* _EXERCISE INSTRUCTIONS_:
Where does the string "What" appear? Copy every line of the entries below that holds it.

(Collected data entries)
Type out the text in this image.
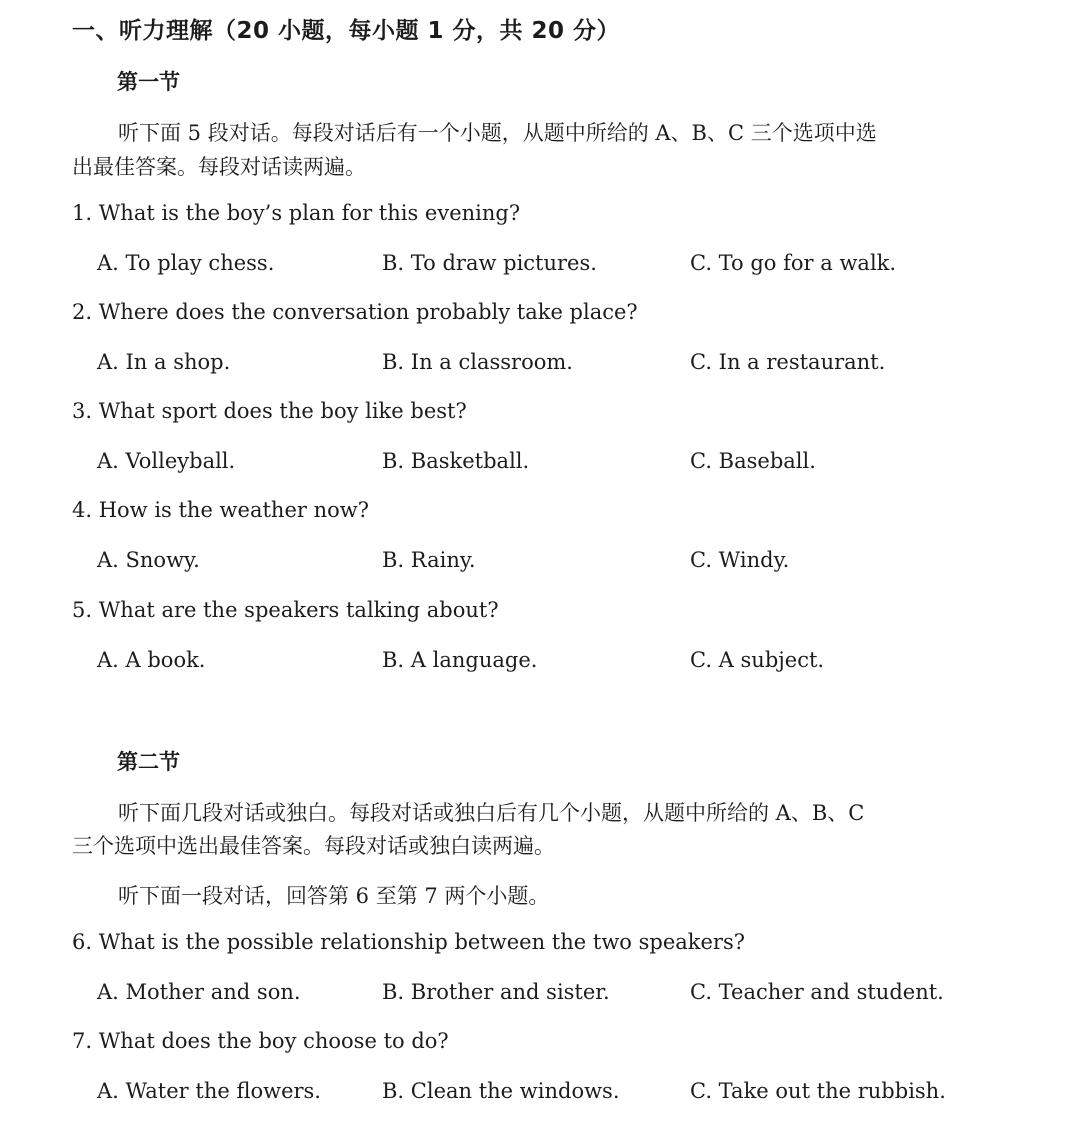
一、听力理解（20 小题，每小题 1 分，共 20 分）
第一节
听下面 5 段对话。每段对话后有一个小题，从题中所给的 A、B、C 三个选项中选
出最佳答案。每段对话读两遍。
1. What is the boy’s plan for this evening?
A. To play chess.	B. To draw pictures.	C. To go for a walk.
2. Where does the conversation probably take place?
A. In a shop.	B. In a classroom.	C. In a restaurant.
3. What sport does the boy like best?
A. Volleyball.	B. Basketball.	C. Baseball.
4. How is the weather now?
A. Snowy.	B. Rainy.	C. Windy.
5. What are the speakers talking about?
A. A book.	B. A language.	C. A subject.
第二节
听下面几段对话或独白。每段对话或独白后有几个小题，从题中所给的 A、B、C
三个选项中选出最佳答案。每段对话或独白读两遍。
听下面一段对话，回答第 6 至第 7 两个小题。
6. What is the possible relationship between the two speakers?
A. Mother and son.	B. Brother and sister.	C. Teacher and student.
7. What does the boy choose to do?
A. Water the flowers.	B. Clean the windows.	C. Take out the rubbish.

* _ANSWER IN FULL_:
1. What is the boy’s plan for this evening?
3. What sport does the boy like best?
5. What are the speakers talking about?
6. What is the possible relationship between the two speakers?
7. What does the boy choose to do?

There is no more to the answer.